Data for the task.
- - - - -

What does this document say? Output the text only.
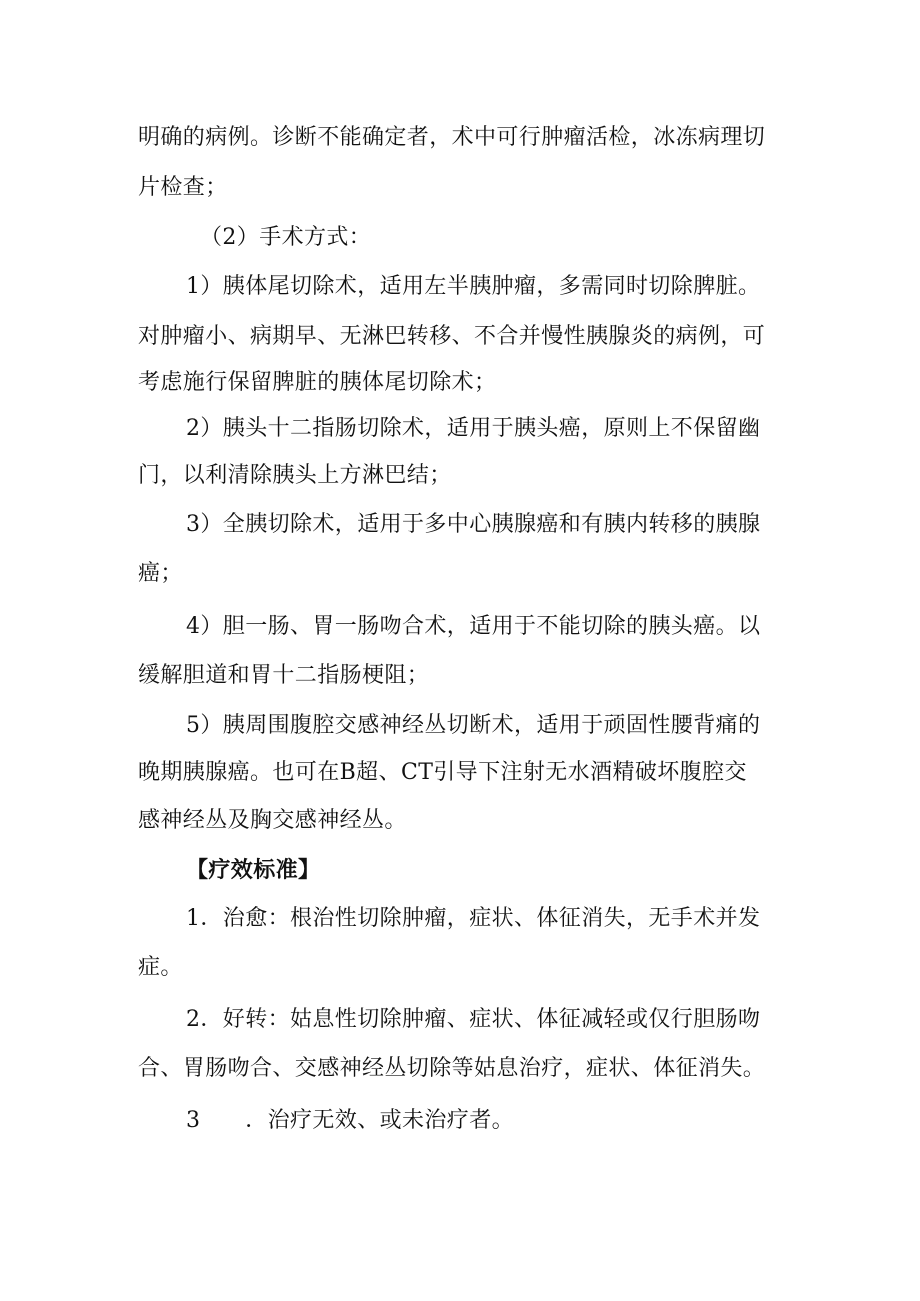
明确的病例。诊断不能确定者，术中可行肿瘤活检，冰冻病理切

片检查；

（2）手术方式：

1）胰体尾切除术，适用左半胰肿瘤，多需同时切除脾脏。

对肿瘤小、病期早、无淋巴转移、不合并慢性胰腺炎的病例，可

考虑施行保留脾脏的胰体尾切除术；

2）胰头十二指肠切除术，适用于胰头癌，原则上不保留幽

门，以利清除胰头上方淋巴结；

3）全胰切除术，适用于多中心胰腺癌和有胰内转移的胰腺

癌；

4）胆一肠、胃一肠吻合术，适用于不能切除的胰头癌。以

缓解胆道和胃十二指肠梗阻；

5）胰周围腹腔交感神经丛切断术，适用于顽固性腰背痛的

晚期胰腺癌。也可在B超、CT引导下注射无水酒精破坏腹腔交

感神经丛及胸交感神经丛。

【疗效标准】

1．治愈：根治性切除肿瘤，症状、体征消失，无手术并发

症。

2．好转：姑息性切除肿瘤、症状、体征减轻或仅行胆肠吻

合、胃肠吻合、交感神经丛切除等姑息治疗，症状、体征消失。

3　　．治疗无效、或未治疗者。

- - - - -

What to do.
Reproduce the whole listing exactly, but not the images in it.

Exercise answer.
What does this document say? Output the text only.
明确的病例。诊断不能确定者，术中可行肿瘤活检，冰冻病理切

片检查；

（2）手术方式：

1）胰体尾切除术，适用左半胰肿瘤，多需同时切除脾脏。

对肿瘤小、病期早、无淋巴转移、不合并慢性胰腺炎的病例，可

考虑施行保留脾脏的胰体尾切除术；

2）胰头十二指肠切除术，适用于胰头癌，原则上不保留幽

门，以利清除胰头上方淋巴结；

3）全胰切除术，适用于多中心胰腺癌和有胰内转移的胰腺

癌；

4）胆一肠、胃一肠吻合术，适用于不能切除的胰头癌。以

缓解胆道和胃十二指肠梗阻；

5）胰周围腹腔交感神经丛切断术，适用于顽固性腰背痛的

晚期胰腺癌。也可在B超、CT引导下注射无水酒精破坏腹腔交

感神经丛及胸交感神经丛。

【疗效标准】

1．治愈：根治性切除肿瘤，症状、体征消失，无手术并发

症。

2．好转：姑息性切除肿瘤、症状、体征减轻或仅行胆肠吻

合、胃肠吻合、交感神经丛切除等姑息治疗，症状、体征消失。

3　　．治疗无效、或未治疗者。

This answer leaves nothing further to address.